▸ Exercise task:
In the material below, identify each line bearing the word "Participation". Reproduce those lines.

▸ Data provided:
◇ ◇ ◇ ◇ ◇

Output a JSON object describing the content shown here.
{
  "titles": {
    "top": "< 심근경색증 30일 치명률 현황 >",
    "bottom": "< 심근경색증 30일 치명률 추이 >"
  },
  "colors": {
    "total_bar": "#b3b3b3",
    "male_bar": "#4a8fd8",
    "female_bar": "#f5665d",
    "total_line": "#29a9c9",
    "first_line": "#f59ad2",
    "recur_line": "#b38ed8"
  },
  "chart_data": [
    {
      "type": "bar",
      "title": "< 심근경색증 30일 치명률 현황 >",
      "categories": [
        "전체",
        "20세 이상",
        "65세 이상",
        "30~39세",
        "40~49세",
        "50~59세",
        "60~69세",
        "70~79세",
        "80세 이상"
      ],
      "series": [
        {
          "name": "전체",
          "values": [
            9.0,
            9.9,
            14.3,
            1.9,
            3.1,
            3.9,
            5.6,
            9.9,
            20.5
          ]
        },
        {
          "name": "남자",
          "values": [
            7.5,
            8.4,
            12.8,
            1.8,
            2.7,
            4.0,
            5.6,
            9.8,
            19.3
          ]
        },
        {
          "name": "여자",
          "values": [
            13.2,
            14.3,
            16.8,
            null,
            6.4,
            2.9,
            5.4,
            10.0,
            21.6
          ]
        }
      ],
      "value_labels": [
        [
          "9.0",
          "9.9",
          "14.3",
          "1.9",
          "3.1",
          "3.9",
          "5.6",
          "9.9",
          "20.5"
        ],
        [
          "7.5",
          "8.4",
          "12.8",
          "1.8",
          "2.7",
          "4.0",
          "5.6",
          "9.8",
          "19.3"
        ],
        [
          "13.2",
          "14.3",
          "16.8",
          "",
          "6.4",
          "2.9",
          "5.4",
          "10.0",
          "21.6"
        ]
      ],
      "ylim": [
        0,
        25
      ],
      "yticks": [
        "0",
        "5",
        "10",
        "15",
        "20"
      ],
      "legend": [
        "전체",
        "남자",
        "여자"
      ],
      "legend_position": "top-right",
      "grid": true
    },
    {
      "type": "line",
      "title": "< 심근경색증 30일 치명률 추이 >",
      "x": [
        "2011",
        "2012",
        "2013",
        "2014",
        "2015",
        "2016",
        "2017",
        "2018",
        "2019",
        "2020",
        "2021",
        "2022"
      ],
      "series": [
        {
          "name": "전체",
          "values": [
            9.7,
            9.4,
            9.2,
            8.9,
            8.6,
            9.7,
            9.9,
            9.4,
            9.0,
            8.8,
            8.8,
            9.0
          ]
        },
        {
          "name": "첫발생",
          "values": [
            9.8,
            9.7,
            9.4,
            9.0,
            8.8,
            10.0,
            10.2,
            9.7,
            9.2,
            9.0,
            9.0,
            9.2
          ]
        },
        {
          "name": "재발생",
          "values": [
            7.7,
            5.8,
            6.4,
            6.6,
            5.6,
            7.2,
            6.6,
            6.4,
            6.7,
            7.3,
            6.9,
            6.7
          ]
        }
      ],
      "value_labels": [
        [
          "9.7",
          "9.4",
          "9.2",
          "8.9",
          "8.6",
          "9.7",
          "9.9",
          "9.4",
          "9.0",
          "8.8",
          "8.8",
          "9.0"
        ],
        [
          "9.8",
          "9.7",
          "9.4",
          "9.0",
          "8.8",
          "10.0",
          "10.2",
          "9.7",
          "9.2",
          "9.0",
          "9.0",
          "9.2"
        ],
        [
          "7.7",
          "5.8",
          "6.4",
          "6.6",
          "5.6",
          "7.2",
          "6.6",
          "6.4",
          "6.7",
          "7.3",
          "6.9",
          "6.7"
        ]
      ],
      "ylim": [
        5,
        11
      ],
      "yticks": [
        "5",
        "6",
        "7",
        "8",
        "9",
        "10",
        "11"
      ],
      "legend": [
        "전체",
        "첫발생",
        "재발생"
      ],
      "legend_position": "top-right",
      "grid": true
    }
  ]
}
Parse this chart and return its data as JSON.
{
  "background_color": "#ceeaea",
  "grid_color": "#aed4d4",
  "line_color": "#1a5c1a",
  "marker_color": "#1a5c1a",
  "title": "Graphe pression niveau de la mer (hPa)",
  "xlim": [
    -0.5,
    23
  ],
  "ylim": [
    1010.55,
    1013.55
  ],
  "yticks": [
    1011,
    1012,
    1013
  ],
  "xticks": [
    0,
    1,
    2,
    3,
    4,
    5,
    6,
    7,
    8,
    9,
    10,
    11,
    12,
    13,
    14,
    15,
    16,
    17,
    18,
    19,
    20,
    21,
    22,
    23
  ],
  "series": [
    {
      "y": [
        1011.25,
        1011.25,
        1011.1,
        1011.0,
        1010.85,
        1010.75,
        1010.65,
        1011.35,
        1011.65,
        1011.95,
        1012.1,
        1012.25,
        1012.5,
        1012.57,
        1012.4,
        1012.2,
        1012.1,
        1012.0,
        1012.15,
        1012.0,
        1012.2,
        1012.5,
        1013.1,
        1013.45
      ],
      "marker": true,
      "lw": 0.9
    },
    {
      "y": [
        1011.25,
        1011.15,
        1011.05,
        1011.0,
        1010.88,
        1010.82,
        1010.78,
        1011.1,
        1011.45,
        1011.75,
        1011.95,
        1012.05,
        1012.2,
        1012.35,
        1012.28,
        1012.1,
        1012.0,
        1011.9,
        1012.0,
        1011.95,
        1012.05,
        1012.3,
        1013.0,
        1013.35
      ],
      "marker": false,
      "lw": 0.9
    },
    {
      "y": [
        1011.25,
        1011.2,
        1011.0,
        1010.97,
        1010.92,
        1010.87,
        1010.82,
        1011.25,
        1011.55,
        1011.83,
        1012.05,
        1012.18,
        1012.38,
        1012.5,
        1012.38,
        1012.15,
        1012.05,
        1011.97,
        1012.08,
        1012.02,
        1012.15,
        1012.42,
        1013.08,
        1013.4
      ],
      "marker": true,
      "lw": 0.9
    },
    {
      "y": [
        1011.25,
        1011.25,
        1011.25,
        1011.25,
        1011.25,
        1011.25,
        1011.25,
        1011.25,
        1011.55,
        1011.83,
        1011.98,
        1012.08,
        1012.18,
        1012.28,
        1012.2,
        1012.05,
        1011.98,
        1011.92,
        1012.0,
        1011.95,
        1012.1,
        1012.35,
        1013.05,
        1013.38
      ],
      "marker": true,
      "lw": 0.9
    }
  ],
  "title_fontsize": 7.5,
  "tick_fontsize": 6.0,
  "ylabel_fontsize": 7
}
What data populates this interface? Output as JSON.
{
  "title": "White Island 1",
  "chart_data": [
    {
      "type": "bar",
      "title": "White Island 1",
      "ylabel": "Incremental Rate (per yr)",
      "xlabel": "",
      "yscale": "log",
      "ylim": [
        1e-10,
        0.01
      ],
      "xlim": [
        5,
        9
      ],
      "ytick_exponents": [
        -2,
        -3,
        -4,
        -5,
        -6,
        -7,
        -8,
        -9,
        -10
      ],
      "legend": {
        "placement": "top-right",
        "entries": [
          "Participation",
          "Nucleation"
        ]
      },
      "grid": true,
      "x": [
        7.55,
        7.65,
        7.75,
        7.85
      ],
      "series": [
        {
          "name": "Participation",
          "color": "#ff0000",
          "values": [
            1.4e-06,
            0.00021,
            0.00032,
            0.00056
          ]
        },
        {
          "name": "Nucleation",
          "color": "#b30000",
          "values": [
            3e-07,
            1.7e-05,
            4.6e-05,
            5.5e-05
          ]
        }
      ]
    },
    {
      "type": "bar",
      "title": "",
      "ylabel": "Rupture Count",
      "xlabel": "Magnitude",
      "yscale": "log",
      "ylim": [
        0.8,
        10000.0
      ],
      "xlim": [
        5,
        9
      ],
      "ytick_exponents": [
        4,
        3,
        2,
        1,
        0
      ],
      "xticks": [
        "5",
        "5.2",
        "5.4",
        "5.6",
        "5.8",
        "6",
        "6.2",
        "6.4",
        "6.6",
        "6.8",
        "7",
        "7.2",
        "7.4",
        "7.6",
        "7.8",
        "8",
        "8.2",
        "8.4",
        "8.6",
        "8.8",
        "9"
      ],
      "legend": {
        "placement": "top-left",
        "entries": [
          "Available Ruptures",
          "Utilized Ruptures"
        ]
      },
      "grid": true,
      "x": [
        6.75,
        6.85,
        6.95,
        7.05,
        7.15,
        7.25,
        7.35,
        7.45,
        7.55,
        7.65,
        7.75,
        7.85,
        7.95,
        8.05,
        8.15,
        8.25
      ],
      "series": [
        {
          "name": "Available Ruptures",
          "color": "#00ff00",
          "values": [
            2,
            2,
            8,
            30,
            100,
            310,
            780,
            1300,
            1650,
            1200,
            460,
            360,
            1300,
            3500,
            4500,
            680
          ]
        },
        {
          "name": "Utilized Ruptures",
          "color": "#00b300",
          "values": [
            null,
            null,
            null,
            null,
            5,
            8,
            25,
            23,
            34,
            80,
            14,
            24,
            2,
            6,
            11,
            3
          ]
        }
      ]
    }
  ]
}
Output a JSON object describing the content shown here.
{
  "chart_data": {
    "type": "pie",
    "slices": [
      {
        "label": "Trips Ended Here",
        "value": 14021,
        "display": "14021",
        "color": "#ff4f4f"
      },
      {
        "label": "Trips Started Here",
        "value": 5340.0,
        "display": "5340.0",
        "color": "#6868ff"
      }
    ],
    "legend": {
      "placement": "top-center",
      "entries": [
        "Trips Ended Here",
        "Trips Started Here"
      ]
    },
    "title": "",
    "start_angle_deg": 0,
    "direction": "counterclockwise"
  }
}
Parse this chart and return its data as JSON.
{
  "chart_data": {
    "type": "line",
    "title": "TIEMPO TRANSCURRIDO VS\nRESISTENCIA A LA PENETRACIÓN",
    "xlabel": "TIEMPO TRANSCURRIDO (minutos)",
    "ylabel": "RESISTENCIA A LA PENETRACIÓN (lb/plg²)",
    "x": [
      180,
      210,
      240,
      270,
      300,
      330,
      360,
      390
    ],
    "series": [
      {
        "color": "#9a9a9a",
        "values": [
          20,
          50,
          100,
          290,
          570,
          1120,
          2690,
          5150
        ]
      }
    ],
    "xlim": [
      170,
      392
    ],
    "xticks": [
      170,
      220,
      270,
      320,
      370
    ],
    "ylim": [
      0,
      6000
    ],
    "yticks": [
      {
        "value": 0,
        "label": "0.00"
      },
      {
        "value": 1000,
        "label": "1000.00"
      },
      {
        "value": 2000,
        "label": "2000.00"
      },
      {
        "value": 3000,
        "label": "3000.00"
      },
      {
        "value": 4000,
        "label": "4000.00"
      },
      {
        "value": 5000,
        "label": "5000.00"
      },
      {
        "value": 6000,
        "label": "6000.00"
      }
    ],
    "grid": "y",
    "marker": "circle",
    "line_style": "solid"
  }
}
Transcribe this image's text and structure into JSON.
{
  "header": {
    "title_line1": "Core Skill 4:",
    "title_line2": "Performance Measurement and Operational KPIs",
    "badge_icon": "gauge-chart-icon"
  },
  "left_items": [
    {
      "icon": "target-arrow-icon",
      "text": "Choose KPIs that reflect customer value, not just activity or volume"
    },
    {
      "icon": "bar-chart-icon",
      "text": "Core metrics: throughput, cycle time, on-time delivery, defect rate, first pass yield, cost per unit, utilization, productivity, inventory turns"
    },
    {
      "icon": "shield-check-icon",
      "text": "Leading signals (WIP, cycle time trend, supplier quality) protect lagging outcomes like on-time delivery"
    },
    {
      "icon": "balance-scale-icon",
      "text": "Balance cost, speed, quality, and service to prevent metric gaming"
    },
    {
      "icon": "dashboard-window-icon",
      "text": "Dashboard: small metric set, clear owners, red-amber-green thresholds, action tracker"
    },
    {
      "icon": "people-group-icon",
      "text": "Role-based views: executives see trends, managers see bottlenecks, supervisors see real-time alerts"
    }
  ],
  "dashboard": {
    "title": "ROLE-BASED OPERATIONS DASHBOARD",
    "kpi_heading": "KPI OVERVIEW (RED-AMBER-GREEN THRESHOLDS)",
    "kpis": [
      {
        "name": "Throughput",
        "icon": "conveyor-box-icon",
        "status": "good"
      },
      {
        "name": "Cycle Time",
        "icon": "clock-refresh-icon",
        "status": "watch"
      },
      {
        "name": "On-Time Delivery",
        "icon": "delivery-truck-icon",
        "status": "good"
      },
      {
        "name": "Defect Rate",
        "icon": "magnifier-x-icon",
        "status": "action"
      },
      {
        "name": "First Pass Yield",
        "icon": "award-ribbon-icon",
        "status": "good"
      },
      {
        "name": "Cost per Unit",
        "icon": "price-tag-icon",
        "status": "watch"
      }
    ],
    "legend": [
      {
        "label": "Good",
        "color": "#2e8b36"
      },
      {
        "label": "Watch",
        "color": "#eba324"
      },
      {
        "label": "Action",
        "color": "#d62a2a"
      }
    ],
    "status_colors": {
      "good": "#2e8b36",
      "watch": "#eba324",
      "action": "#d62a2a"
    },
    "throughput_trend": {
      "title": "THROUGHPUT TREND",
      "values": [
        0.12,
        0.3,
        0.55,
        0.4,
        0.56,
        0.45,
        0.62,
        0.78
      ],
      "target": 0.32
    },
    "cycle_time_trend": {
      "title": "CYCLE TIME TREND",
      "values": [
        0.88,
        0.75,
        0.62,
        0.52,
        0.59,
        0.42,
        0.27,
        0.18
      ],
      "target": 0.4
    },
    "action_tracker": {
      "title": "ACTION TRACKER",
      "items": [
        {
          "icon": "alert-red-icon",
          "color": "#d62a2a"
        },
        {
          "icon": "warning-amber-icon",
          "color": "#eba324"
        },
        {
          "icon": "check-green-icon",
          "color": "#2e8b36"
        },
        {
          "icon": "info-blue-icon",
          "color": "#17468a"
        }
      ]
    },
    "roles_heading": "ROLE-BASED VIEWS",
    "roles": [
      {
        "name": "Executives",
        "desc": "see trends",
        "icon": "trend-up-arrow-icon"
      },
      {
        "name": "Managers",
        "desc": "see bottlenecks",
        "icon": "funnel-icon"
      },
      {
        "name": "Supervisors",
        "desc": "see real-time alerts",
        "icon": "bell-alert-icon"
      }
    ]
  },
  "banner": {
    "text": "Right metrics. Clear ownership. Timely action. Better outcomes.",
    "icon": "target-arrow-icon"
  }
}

◇ ◇ ◇ ◇ ◇

▸ Correct answer:
          "Participation",
          "name": "Participation",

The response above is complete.